Work to complete: Among these lines, how many include "Ctrl"? Answer only with the number.
***** Material for this task
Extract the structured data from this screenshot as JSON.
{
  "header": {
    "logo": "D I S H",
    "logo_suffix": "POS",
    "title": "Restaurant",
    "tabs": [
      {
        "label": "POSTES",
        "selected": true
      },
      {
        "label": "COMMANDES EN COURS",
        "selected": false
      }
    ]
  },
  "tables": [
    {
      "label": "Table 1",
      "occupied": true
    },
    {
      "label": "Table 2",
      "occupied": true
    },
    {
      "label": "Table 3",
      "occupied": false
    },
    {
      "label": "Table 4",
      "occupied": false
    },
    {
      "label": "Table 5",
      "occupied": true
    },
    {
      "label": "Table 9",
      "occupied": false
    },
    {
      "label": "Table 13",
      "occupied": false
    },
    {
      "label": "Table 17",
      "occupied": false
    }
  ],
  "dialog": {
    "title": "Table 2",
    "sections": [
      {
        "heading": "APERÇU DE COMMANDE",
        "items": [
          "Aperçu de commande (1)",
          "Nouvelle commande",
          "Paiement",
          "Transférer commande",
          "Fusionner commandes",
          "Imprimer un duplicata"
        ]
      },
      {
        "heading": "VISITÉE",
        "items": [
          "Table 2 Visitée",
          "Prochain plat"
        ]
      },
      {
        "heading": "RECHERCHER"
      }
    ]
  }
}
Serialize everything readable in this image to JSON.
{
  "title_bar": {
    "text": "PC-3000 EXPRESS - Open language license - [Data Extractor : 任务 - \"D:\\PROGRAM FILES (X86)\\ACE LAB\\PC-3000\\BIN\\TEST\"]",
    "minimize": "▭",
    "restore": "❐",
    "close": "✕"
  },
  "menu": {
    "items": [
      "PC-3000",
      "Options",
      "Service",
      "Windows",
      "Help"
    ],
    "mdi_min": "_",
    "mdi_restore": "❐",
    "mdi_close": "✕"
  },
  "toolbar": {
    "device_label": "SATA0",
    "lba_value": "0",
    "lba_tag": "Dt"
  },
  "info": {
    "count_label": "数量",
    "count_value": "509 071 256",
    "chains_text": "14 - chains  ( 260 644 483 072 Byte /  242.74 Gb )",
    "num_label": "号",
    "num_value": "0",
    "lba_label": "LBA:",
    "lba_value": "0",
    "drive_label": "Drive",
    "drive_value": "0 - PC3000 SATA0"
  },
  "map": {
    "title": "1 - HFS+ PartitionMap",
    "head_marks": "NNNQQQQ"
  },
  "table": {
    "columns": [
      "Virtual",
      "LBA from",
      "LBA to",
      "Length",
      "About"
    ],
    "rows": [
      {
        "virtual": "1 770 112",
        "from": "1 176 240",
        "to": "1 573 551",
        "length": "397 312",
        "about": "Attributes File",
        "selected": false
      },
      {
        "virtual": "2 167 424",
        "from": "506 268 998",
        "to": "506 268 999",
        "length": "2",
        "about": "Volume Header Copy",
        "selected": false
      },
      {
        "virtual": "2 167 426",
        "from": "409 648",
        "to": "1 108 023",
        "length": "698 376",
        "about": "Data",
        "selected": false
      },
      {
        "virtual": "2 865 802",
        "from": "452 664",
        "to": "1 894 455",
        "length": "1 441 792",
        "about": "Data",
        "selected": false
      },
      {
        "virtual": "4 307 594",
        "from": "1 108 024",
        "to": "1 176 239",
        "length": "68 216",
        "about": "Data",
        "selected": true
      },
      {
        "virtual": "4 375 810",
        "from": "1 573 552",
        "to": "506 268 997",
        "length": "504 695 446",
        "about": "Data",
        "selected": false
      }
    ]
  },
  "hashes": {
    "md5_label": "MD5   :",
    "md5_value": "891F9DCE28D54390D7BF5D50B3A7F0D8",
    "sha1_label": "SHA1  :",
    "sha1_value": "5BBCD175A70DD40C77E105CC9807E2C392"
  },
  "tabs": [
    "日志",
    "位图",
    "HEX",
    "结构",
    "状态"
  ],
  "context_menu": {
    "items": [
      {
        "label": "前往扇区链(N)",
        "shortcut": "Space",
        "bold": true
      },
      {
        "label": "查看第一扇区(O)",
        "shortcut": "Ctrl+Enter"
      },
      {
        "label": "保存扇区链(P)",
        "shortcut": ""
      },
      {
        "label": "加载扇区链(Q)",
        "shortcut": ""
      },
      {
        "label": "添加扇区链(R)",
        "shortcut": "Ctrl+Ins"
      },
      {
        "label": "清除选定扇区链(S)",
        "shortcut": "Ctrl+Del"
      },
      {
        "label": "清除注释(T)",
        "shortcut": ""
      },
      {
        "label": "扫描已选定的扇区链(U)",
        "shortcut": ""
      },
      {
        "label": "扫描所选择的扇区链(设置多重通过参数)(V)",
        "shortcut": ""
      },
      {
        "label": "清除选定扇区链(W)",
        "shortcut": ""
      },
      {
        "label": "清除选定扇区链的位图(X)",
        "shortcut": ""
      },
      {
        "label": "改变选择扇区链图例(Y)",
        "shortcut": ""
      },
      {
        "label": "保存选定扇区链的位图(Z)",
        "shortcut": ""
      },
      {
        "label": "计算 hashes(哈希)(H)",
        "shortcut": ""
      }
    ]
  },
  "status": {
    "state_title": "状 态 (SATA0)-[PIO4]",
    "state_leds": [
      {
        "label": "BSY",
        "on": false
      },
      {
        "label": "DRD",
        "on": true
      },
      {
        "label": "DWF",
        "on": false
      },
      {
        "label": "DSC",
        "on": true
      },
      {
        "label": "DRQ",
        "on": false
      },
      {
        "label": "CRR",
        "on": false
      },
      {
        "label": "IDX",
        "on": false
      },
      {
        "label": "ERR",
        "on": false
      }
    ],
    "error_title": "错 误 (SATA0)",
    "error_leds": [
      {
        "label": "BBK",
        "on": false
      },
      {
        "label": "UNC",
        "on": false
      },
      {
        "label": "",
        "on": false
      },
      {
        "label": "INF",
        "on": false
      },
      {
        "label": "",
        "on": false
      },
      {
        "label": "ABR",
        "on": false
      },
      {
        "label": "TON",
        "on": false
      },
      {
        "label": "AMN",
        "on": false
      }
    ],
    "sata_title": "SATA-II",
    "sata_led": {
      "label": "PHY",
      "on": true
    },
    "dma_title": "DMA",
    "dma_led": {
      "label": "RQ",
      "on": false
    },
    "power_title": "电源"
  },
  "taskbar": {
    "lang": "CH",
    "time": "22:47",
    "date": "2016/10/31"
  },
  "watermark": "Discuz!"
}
**********
Exercise solution: 3